— START Record extracts —

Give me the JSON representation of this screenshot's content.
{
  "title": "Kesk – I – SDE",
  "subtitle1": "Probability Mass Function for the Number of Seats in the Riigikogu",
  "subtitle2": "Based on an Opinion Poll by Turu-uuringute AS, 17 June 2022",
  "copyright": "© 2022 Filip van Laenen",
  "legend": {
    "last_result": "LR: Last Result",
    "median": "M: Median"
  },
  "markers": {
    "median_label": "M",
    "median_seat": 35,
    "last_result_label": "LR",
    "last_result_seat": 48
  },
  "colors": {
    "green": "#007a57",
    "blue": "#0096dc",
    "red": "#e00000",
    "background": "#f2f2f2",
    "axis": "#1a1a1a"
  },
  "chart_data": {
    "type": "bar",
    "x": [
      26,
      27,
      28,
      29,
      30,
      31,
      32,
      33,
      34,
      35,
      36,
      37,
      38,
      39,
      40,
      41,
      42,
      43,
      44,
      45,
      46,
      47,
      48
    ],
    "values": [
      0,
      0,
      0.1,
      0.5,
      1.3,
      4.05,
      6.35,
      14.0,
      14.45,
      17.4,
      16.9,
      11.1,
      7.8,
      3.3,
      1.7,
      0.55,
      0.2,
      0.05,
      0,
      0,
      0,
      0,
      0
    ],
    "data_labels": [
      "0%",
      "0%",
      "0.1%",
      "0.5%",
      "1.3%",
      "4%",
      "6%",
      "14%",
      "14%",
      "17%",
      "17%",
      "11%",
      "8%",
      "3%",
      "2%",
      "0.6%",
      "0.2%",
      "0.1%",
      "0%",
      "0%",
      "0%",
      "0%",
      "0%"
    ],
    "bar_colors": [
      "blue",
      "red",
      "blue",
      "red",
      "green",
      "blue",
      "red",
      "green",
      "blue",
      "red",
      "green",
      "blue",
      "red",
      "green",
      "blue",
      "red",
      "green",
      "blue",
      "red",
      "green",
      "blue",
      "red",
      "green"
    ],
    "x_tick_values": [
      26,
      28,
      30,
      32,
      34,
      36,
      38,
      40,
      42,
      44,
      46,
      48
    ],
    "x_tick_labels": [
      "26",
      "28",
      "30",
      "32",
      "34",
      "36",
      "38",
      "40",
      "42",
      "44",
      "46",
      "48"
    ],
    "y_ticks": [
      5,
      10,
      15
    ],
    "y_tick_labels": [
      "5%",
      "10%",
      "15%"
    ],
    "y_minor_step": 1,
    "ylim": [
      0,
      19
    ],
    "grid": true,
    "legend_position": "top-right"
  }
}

— END Record extracts —

▸ **Instructions for the task**: Nothing may be left out: return each entry exactly as it reads.

▸ **Output for this task**:
Give me the JSON representation of this screenshot's content.
{
  "title": "Kesk – I – SDE",
  "subtitle1": "Probability Mass Function for the Number of Seats in the Riigikogu",
  "subtitle2": "Based on an Opinion Poll by Turu-uuringute AS, 17 June 2022",
  "copyright": "© 2022 Filip van Laenen",
  "legend": {
    "last_result": "LR: Last Result",
    "median": "M: Median"
  },
  "markers": {
    "median_label": "M",
    "median_seat": 35,
    "last_result_label": "LR",
    "last_result_seat": 48
  },
  "colors": {
    "green": "#007a57",
    "blue": "#0096dc",
    "red": "#e00000",
    "background": "#f2f2f2",
    "axis": "#1a1a1a"
  },
  "chart_data": {
    "type": "bar",
    "x": [
      26,
      27,
      28,
      29,
      30,
      31,
      32,
      33,
      34,
      35,
      36,
      37,
      38,
      39,
      40,
      41,
      42,
      43,
      44,
      45,
      46,
      47,
      48
    ],
    "values": [
      0,
      0,
      0.1,
      0.5,
      1.3,
      4.05,
      6.35,
      14.0,
      14.45,
      17.4,
      16.9,
      11.1,
      7.8,
      3.3,
      1.7,
      0.55,
      0.2,
      0.05,
      0,
      0,
      0,
      0,
      0
    ],
    "data_labels": [
      "0%",
      "0%",
      "0.1%",
      "0.5%",
      "1.3%",
      "4%",
      "6%",
      "14%",
      "14%",
      "17%",
      "17%",
      "11%",
      "8%",
      "3%",
      "2%",
      "0.6%",
      "0.2%",
      "0.1%",
      "0%",
      "0%",
      "0%",
      "0%",
      "0%"
    ],
    "bar_colors": [
      "blue",
      "red",
      "blue",
      "red",
      "green",
      "blue",
      "red",
      "green",
      "blue",
      "red",
      "green",
      "blue",
      "red",
      "green",
      "blue",
      "red",
      "green",
      "blue",
      "red",
      "green",
      "blue",
      "red",
      "green"
    ],
    "x_tick_values": [
      26,
      28,
      30,
      32,
      34,
      36,
      38,
      40,
      42,
      44,
      46,
      48
    ],
    "x_tick_labels": [
      "26",
      "28",
      "30",
      "32",
      "34",
      "36",
      "38",
      "40",
      "42",
      "44",
      "46",
      "48"
    ],
    "y_ticks": [
      5,
      10,
      15
    ],
    "y_tick_labels": [
      "5%",
      "10%",
      "15%"
    ],
    "y_minor_step": 1,
    "ylim": [
      0,
      19
    ],
    "grid": true,
    "legend_position": "top-right"
  }
}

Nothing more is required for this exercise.